* begin *

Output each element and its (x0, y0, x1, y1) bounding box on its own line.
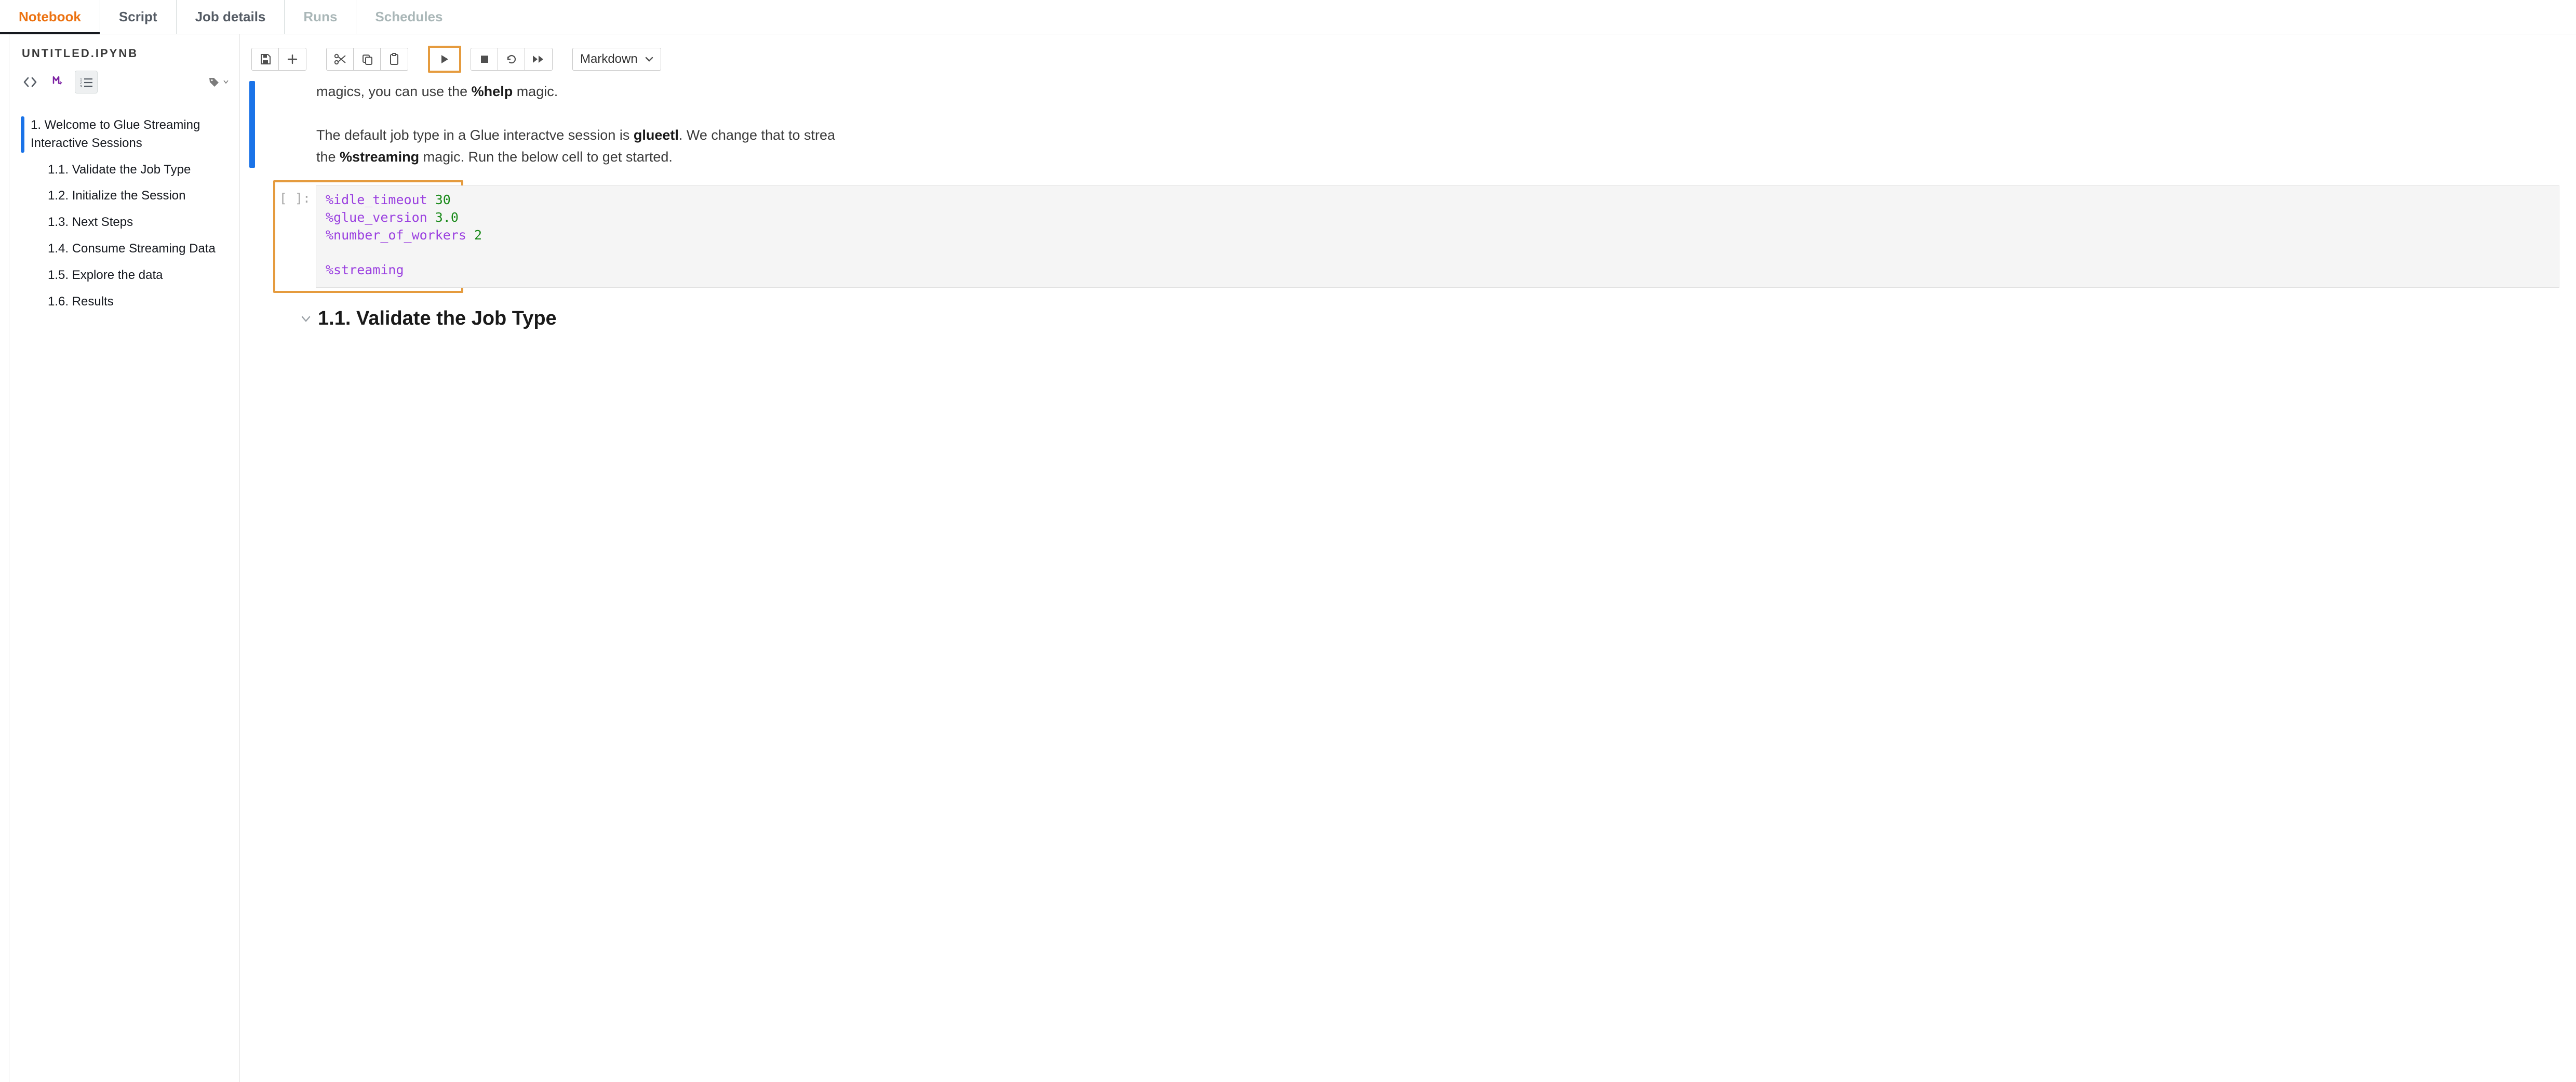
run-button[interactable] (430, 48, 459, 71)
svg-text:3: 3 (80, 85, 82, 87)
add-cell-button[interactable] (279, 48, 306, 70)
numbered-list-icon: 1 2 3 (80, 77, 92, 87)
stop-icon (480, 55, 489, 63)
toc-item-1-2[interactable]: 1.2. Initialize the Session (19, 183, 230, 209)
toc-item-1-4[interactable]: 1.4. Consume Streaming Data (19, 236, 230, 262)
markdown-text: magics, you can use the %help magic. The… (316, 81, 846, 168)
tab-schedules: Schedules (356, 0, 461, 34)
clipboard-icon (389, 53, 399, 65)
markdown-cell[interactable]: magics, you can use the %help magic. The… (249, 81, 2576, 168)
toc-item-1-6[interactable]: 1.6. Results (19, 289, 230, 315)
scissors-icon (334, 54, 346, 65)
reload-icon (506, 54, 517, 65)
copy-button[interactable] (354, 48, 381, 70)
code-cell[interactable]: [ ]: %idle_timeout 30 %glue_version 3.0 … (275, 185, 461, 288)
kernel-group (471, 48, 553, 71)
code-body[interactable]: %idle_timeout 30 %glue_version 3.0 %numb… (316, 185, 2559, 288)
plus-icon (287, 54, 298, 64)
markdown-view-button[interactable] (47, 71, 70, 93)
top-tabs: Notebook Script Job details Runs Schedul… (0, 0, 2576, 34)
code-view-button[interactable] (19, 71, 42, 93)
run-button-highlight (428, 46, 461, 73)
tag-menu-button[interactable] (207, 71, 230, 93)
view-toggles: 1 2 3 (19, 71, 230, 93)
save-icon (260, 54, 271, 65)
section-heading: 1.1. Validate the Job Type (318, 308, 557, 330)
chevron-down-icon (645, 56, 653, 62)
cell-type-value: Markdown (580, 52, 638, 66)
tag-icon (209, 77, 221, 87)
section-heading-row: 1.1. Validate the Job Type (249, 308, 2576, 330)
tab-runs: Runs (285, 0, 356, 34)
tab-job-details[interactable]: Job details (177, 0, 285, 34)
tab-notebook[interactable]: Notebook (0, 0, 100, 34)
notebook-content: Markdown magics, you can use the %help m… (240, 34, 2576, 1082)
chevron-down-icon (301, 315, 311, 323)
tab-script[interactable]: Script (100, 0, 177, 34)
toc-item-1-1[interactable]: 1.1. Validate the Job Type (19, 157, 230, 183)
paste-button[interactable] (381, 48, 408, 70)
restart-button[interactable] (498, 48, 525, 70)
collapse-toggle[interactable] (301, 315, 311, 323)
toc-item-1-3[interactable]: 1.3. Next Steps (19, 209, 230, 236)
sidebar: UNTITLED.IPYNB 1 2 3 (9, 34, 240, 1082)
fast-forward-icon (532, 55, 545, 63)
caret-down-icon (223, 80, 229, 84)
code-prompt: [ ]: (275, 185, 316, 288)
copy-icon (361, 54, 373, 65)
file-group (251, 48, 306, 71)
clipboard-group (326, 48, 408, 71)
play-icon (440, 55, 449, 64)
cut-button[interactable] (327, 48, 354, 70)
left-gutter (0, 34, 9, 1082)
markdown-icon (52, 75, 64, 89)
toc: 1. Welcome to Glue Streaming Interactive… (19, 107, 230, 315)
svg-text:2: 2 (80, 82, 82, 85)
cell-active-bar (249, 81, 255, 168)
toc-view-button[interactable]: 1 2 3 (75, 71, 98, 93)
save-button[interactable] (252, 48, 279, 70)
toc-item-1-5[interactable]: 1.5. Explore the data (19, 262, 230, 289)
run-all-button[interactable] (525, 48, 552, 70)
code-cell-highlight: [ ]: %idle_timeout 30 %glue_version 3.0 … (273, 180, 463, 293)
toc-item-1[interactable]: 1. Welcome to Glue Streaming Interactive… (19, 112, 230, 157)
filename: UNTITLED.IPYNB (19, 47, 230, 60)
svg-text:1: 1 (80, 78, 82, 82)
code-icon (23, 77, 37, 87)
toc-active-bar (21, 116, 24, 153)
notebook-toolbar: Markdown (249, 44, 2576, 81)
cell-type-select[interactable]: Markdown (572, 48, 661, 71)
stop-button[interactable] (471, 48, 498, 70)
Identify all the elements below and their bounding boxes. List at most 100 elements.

* end *

[INSTRUCTIONS FOR THE TASK] Reproduce every line of the item above word for word, leaving out the picture.

[REPLY TO THE EXERCISE]
Output each element and its (x0, y0, x1, y1) bounding box on its own line.
run-button[interactable] (430, 48, 459, 71)
svg-text:3: 3 (80, 85, 82, 87)
add-cell-button[interactable] (279, 48, 306, 70)
numbered-list-icon: 1 2 3 (80, 77, 92, 87)
stop-icon (480, 55, 489, 63)
toc-item-1-2[interactable]: 1.2. Initialize the Session (19, 183, 230, 209)
toc-item-1-4[interactable]: 1.4. Consume Streaming Data (19, 236, 230, 262)
markdown-text: magics, you can use the %help magic. The… (316, 81, 846, 168)
tab-schedules: Schedules (356, 0, 461, 34)
clipboard-icon (389, 53, 399, 65)
markdown-cell[interactable]: magics, you can use the %help magic. The… (249, 81, 2576, 168)
toc-item-1-6[interactable]: 1.6. Results (19, 289, 230, 315)
scissors-icon (334, 54, 346, 65)
reload-icon (506, 54, 517, 65)
copy-button[interactable] (354, 48, 381, 70)
code-cell[interactable]: [ ]: %idle_timeout 30 %glue_version 3.0 … (275, 185, 461, 288)
kernel-group (471, 48, 553, 71)
code-body[interactable]: %idle_timeout 30 %glue_version 3.0 %numb… (316, 185, 2559, 288)
plus-icon (287, 54, 298, 64)
markdown-view-button[interactable] (47, 71, 70, 93)
top-tabs: Notebook Script Job details Runs Schedul… (0, 0, 2576, 34)
code-view-button[interactable] (19, 71, 42, 93)
run-button-highlight (428, 46, 461, 73)
tag-menu-button[interactable] (207, 71, 230, 93)
view-toggles: 1 2 3 (19, 71, 230, 93)
save-icon (260, 54, 271, 65)
section-heading: 1.1. Validate the Job Type (318, 308, 557, 330)
chevron-down-icon (645, 56, 653, 62)
cell-type-value: Markdown (580, 52, 638, 66)
tag-icon (209, 77, 221, 87)
section-heading-row: 1.1. Validate the Job Type (249, 308, 2576, 330)
tab-runs: Runs (285, 0, 356, 34)
tab-job-details[interactable]: Job details (177, 0, 285, 34)
tab-notebook[interactable]: Notebook (0, 0, 100, 34)
notebook-content: Markdown magics, you can use the %help m… (240, 34, 2576, 1082)
chevron-down-icon (301, 315, 311, 323)
tab-script[interactable]: Script (100, 0, 177, 34)
toc-item-1-1[interactable]: 1.1. Validate the Job Type (19, 157, 230, 183)
paste-button[interactable] (381, 48, 408, 70)
restart-button[interactable] (498, 48, 525, 70)
collapse-toggle[interactable] (301, 315, 311, 323)
toc-item-1-3[interactable]: 1.3. Next Steps (19, 209, 230, 236)
sidebar: UNTITLED.IPYNB 1 2 3 (9, 34, 240, 1082)
fast-forward-icon (532, 55, 545, 63)
caret-down-icon (223, 80, 229, 84)
code-prompt: [ ]: (275, 185, 316, 288)
copy-icon (361, 54, 373, 65)
file-group (251, 48, 306, 71)
clipboard-group (326, 48, 408, 71)
play-icon (440, 55, 449, 64)
cut-button[interactable] (327, 48, 354, 70)
left-gutter (0, 34, 9, 1082)
markdown-icon (52, 75, 64, 89)
toc: 1. Welcome to Glue Streaming Interactive… (19, 107, 230, 315)
svg-text:2: 2 (80, 82, 82, 85)
cell-active-bar (249, 81, 255, 168)
toc-view-button[interactable]: 1 2 3 (75, 71, 98, 93)
save-button[interactable] (252, 48, 279, 70)
toc-item-1-5[interactable]: 1.5. Explore the data (19, 262, 230, 289)
run-all-button[interactable] (525, 48, 552, 70)
code-cell-highlight: [ ]: %idle_timeout 30 %glue_version 3.0 … (273, 180, 463, 293)
toc-item-1[interactable]: 1. Welcome to Glue Streaming Interactive… (19, 112, 230, 157)
filename: UNTITLED.IPYNB (19, 47, 230, 60)
svg-text:1: 1 (80, 78, 82, 82)
code-icon (23, 77, 37, 87)
toc-active-bar (21, 116, 24, 153)
notebook-toolbar: Markdown (249, 44, 2576, 81)
cell-type-select[interactable]: Markdown (572, 48, 661, 71)
stop-button[interactable] (471, 48, 498, 70)
Identify all the elements below and their bounding boxes. List at most 100 elements.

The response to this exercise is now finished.